--- begin ---
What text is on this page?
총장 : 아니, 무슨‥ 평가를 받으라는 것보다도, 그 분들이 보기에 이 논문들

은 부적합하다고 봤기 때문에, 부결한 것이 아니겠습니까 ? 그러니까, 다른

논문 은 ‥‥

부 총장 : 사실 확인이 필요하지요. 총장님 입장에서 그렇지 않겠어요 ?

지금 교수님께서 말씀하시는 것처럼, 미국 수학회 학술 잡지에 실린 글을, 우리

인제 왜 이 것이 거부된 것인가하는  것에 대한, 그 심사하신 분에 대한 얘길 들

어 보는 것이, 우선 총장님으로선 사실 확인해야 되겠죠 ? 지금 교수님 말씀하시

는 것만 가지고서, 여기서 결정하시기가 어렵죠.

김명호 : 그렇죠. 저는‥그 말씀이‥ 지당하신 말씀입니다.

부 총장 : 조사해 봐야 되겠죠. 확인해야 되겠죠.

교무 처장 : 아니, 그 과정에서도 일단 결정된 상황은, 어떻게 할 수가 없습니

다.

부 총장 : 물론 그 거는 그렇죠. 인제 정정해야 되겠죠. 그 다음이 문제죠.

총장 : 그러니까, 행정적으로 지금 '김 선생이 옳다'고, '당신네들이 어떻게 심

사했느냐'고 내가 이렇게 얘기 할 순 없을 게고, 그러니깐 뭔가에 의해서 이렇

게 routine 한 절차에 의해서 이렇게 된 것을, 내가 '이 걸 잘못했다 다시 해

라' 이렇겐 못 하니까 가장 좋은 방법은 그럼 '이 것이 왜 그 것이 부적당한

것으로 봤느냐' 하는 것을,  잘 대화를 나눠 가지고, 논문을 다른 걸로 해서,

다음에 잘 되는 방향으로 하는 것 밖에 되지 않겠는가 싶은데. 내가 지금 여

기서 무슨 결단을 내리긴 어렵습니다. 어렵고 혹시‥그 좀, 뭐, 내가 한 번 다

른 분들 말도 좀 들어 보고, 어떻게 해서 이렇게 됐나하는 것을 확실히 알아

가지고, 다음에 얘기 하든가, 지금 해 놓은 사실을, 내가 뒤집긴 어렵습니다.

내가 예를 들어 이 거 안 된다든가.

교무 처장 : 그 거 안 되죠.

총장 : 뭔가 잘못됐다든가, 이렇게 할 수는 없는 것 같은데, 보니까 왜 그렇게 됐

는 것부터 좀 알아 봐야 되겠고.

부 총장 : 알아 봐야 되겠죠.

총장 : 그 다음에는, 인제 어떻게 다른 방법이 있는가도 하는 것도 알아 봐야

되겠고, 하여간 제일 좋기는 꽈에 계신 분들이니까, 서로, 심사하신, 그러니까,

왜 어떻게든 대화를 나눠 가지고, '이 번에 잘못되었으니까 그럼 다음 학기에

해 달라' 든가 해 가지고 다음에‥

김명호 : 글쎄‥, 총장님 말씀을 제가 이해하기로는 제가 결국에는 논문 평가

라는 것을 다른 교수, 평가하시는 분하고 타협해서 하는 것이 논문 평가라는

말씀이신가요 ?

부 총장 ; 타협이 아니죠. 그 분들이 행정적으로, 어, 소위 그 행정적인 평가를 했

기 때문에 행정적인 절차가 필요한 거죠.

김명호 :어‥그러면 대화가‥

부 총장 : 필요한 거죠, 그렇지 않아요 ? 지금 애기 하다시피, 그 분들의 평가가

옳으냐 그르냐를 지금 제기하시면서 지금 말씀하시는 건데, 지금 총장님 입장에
--- end ---
[Work instructions]:
Copy out the whole listing exactly as written.

[Response to the task]:
What text is on this page?
총장 : 아니, 무슨‥ 평가를 받으라는 것보다도, 그 분들이 보기에 이 논문들

은 부적합하다고 봤기 때문에, 부결한 것이 아니겠습니까 ? 그러니까, 다른

논문 은 ‥‥

부 총장 : 사실 확인이 필요하지요. 총장님 입장에서 그렇지 않겠어요 ?

지금 교수님께서 말씀하시는 것처럼, 미국 수학회 학술 잡지에 실린 글을, 우리

인제 왜 이 것이 거부된 것인가하는  것에 대한, 그 심사하신 분에 대한 얘길 들

어 보는 것이, 우선 총장님으로선 사실 확인해야 되겠죠 ? 지금 교수님 말씀하시

는 것만 가지고서, 여기서 결정하시기가 어렵죠.

김명호 : 그렇죠. 저는‥그 말씀이‥ 지당하신 말씀입니다.

부 총장 : 조사해 봐야 되겠죠. 확인해야 되겠죠.

교무 처장 : 아니, 그 과정에서도 일단 결정된 상황은, 어떻게 할 수가 없습니

다.

부 총장 : 물론 그 거는 그렇죠. 인제 정정해야 되겠죠. 그 다음이 문제죠.

총장 : 그러니까, 행정적으로 지금 '김 선생이 옳다'고, '당신네들이 어떻게 심

사했느냐'고 내가 이렇게 얘기 할 순 없을 게고, 그러니깐 뭔가에 의해서 이렇

게 routine 한 절차에 의해서 이렇게 된 것을, 내가 '이 걸 잘못했다 다시 해

라' 이렇겐 못 하니까 가장 좋은 방법은 그럼 '이 것이 왜 그 것이 부적당한

것으로 봤느냐' 하는 것을,  잘 대화를 나눠 가지고, 논문을 다른 걸로 해서,

다음에 잘 되는 방향으로 하는 것 밖에 되지 않겠는가 싶은데. 내가 지금 여

기서 무슨 결단을 내리긴 어렵습니다. 어렵고 혹시‥그 좀, 뭐, 내가 한 번 다

른 분들 말도 좀 들어 보고, 어떻게 해서 이렇게 됐나하는 것을 확실히 알아

가지고, 다음에 얘기 하든가, 지금 해 놓은 사실을, 내가 뒤집긴 어렵습니다.

내가 예를 들어 이 거 안 된다든가.

교무 처장 : 그 거 안 되죠.

총장 : 뭔가 잘못됐다든가, 이렇게 할 수는 없는 것 같은데, 보니까 왜 그렇게 됐

는 것부터 좀 알아 봐야 되겠고.

부 총장 : 알아 봐야 되겠죠.

총장 : 그 다음에는, 인제 어떻게 다른 방법이 있는가도 하는 것도 알아 봐야

되겠고, 하여간 제일 좋기는 꽈에 계신 분들이니까, 서로, 심사하신, 그러니까,

왜 어떻게든 대화를 나눠 가지고, '이 번에 잘못되었으니까 그럼 다음 학기에

해 달라' 든가 해 가지고 다음에‥

김명호 : 글쎄‥, 총장님 말씀을 제가 이해하기로는 제가 결국에는 논문 평가

라는 것을 다른 교수, 평가하시는 분하고 타협해서 하는 것이 논문 평가라는

말씀이신가요 ?

부 총장 ; 타협이 아니죠. 그 분들이 행정적으로, 어, 소위 그 행정적인 평가를 했

기 때문에 행정적인 절차가 필요한 거죠.

김명호 :어‥그러면 대화가‥

부 총장 : 필요한 거죠, 그렇지 않아요 ? 지금 애기 하다시피, 그 분들의 평가가

옳으냐 그르냐를 지금 제기하시면서 지금 말씀하시는 건데, 지금 총장님 입장에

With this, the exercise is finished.